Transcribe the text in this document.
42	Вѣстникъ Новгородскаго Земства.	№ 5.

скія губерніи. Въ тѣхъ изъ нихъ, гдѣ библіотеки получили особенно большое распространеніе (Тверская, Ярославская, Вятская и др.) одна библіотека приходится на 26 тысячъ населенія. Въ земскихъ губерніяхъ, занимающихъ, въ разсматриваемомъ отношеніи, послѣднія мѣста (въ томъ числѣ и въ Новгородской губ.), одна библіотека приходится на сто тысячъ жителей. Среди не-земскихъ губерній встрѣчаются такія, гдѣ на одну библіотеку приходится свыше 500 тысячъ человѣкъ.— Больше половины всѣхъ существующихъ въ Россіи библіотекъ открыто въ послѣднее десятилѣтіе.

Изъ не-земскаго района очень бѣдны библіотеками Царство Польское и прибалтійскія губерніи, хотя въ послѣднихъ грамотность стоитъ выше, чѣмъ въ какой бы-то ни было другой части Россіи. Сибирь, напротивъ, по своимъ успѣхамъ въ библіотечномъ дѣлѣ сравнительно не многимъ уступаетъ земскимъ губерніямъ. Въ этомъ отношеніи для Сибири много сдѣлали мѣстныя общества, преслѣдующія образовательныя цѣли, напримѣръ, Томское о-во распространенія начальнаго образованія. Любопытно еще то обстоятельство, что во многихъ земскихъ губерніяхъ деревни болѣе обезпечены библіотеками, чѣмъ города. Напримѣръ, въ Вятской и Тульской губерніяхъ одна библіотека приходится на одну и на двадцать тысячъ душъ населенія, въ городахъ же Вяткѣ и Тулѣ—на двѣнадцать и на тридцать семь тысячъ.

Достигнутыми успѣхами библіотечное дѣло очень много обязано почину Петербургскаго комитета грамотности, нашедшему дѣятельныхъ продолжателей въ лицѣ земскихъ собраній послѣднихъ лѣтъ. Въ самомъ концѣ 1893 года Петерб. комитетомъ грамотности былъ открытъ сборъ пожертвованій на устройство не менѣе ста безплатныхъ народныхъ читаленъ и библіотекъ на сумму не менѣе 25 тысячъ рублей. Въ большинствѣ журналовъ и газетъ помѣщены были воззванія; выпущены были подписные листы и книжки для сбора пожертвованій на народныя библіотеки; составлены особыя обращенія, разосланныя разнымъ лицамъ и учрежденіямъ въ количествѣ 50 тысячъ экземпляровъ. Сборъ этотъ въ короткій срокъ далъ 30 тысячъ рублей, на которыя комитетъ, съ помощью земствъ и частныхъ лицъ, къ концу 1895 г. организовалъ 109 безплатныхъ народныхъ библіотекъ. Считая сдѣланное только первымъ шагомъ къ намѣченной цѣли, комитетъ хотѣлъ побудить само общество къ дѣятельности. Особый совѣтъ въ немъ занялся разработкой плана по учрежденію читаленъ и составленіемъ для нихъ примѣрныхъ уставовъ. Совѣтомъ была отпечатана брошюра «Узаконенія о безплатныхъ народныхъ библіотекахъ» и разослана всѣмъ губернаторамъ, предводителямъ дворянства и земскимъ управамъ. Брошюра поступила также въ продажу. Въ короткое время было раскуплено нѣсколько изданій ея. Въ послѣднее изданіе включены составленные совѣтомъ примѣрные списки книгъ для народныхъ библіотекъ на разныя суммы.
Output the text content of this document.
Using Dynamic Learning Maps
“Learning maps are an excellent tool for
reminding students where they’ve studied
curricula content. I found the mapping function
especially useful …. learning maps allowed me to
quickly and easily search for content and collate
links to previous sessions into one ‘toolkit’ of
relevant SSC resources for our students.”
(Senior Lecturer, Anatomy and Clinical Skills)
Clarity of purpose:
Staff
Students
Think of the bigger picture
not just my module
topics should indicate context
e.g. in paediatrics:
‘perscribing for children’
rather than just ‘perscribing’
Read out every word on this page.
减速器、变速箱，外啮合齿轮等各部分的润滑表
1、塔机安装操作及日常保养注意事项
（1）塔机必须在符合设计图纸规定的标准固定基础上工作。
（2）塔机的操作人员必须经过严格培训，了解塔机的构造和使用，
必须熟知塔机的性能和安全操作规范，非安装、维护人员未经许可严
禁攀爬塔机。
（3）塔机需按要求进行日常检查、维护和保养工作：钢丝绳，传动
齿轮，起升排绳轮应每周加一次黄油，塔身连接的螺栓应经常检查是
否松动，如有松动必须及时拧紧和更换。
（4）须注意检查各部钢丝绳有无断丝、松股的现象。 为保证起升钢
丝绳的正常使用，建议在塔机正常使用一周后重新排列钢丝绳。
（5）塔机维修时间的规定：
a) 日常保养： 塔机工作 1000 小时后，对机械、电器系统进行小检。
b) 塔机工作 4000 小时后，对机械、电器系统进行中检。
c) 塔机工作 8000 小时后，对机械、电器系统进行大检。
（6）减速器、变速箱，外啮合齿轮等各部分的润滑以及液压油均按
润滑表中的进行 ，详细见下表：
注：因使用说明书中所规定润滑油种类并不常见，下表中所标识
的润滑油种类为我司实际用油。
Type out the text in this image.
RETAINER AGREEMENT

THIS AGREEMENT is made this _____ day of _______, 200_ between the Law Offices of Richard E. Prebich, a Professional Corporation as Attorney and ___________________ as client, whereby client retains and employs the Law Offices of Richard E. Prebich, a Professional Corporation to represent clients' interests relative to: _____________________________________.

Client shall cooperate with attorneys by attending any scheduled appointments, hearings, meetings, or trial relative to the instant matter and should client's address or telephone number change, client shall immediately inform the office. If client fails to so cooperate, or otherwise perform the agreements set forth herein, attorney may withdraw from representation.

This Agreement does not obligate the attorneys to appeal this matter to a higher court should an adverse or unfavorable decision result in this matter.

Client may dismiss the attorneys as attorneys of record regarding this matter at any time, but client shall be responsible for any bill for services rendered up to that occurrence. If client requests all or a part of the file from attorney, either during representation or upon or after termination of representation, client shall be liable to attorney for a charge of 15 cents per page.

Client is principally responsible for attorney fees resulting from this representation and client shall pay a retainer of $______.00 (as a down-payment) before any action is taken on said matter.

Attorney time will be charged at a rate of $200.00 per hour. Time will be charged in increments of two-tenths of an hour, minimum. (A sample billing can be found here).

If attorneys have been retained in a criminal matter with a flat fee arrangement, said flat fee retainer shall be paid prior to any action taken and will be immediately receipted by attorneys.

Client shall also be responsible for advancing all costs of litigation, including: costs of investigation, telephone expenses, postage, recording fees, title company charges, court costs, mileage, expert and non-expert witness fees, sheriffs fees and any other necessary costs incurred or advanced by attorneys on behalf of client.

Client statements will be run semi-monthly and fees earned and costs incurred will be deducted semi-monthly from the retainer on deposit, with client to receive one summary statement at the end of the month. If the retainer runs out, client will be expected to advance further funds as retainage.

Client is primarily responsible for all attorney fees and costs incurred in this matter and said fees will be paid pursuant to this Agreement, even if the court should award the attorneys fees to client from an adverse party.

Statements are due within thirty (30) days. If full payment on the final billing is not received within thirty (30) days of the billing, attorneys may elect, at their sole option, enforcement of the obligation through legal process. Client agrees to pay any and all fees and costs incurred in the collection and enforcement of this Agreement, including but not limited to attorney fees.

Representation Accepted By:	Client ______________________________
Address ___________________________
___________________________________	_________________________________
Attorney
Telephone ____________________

* * * * * * * * *

TASK DIRECTIONS.
Report the number of lines of the listing above that hold the string "action", with no other text.

TASK SOLUTION.
2